▶ [Aim of the task]
Turn the rows below into a JSON list of strings, one string per line, with blank lines left out.

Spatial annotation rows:
------

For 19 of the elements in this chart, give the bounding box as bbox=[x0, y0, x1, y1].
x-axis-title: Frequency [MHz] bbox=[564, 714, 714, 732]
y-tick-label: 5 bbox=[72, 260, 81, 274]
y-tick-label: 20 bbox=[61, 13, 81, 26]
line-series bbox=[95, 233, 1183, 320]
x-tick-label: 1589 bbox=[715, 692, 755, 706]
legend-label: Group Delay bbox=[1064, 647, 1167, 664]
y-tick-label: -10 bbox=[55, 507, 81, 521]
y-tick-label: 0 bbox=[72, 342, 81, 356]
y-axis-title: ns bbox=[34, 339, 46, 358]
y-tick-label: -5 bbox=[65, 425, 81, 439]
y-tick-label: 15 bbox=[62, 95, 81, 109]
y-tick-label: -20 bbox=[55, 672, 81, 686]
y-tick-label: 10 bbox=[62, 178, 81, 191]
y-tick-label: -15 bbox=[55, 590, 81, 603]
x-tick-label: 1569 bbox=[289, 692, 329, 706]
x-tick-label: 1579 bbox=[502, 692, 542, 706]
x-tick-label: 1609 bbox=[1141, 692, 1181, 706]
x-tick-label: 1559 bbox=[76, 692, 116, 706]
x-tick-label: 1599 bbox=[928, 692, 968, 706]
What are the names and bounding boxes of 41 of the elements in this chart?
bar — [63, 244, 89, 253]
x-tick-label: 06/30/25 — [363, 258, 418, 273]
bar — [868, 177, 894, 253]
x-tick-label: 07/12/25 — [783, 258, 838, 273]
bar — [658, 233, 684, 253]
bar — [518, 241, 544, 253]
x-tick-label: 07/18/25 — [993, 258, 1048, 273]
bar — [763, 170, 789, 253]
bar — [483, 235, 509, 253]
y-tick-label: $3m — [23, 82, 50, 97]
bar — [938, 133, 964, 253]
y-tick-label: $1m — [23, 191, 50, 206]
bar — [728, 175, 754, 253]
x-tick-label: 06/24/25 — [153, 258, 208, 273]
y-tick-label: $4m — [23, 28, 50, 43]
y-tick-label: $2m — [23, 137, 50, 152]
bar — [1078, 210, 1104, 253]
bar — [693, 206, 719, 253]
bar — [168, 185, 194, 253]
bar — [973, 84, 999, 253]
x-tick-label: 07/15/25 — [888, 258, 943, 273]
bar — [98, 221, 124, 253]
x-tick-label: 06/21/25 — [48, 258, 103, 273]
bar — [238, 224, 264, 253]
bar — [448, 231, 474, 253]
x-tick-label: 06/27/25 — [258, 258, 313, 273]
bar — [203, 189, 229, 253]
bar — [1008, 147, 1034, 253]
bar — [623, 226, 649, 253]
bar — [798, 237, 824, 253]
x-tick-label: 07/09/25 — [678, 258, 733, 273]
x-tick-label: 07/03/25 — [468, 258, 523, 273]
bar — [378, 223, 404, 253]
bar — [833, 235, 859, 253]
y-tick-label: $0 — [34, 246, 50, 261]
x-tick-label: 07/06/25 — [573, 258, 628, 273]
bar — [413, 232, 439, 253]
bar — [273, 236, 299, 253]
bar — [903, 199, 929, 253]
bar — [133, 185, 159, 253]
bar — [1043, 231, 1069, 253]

------

▶ [Result for this task]
[
  "For 19 of the elements in this chart, give the bounding box as bbox=[x0, y0, x1, y1].",
  "x-axis-title: Frequency [MHz] bbox=[564, 714, 714, 732]",
  "y-tick-label: 5 bbox=[72, 260, 81, 274]",
  "y-tick-label: 20 bbox=[61, 13, 81, 26]",
  "line-series bbox=[95, 233, 1183, 320]",
  "x-tick-label: 1589 bbox=[715, 692, 755, 706]",
  "legend-label: Group Delay bbox=[1064, 647, 1167, 664]",
  "y-tick-label: -10 bbox=[55, 507, 81, 521]",
  "y-tick-label: 0 bbox=[72, 342, 81, 356]",
  "y-axis-title: ns bbox=[34, 339, 46, 358]",
  "y-tick-label: -5 bbox=[65, 425, 81, 439]",
  "y-tick-label: 15 bbox=[62, 95, 81, 109]",
  "y-tick-label: -20 bbox=[55, 672, 81, 686]",
  "y-tick-label: 10 bbox=[62, 178, 81, 191]",
  "y-tick-label: -15 bbox=[55, 590, 81, 603]",
  "x-tick-label: 1569 bbox=[289, 692, 329, 706]",
  "x-tick-label: 1579 bbox=[502, 692, 542, 706]",
  "x-tick-label: 1609 bbox=[1141, 692, 1181, 706]",
  "x-tick-label: 1559 bbox=[76, 692, 116, 706]",
  "x-tick-label: 1599 bbox=[928, 692, 968, 706]",
  "What are the names and bounding boxes of 41 of the elements in this chart?",
  "bar — [63, 244, 89, 253]",
  "x-tick-label: 06/30/25 — [363, 258, 418, 273]",
  "bar — [868, 177, 894, 253]",
  "x-tick-label: 07/12/25 — [783, 258, 838, 273]",
  "bar — [658, 233, 684, 253]",
  "bar — [518, 241, 544, 253]",
  "x-tick-label: 07/18/25 — [993, 258, 1048, 273]",
  "bar — [763, 170, 789, 253]",
  "bar — [483, 235, 509, 253]",
  "y-tick-label: $3m — [23, 82, 50, 97]",
  "bar — [938, 133, 964, 253]",
  "y-tick-label: $1m — [23, 191, 50, 206]",
  "bar — [728, 175, 754, 253]",
  "x-tick-label: 06/24/25 — [153, 258, 208, 273]",
  "y-tick-label: $4m — [23, 28, 50, 43]",
  "y-tick-label: $2m — [23, 137, 50, 152]",
  "bar — [1078, 210, 1104, 253]",
  "bar — [693, 206, 719, 253]",
  "bar — [168, 185, 194, 253]",
  "bar — [973, 84, 999, 253]",
  "x-tick-label: 07/15/25 — [888, 258, 943, 273]",
  "bar — [98, 221, 124, 253]",
  "x-tick-label: 06/21/25 — [48, 258, 103, 273]",
  "bar — [238, 224, 264, 253]",
  "bar — [448, 231, 474, 253]",
  "x-tick-label: 06/27/25 — [258, 258, 313, 273]",
  "bar — [203, 189, 229, 253]",
  "bar — [1008, 147, 1034, 253]",
  "bar — [623, 226, 649, 253]",
  "bar — [798, 237, 824, 253]",
  "x-tick-label: 07/09/25 — [678, 258, 733, 273]",
  "x-tick-label: 07/03/25 — [468, 258, 523, 273]",
  "bar — [378, 223, 404, 253]",
  "bar — [833, 235, 859, 253]",
  "y-tick-label: $0 — [34, 246, 50, 261]",
  "x-tick-label: 07/06/25 — [573, 258, 628, 273]",
  "bar — [413, 232, 439, 253]",
  "bar — [273, 236, 299, 253]",
  "bar — [903, 199, 929, 253]",
  "bar — [133, 185, 159, 253]",
  "bar — [1043, 231, 1069, 253]"
]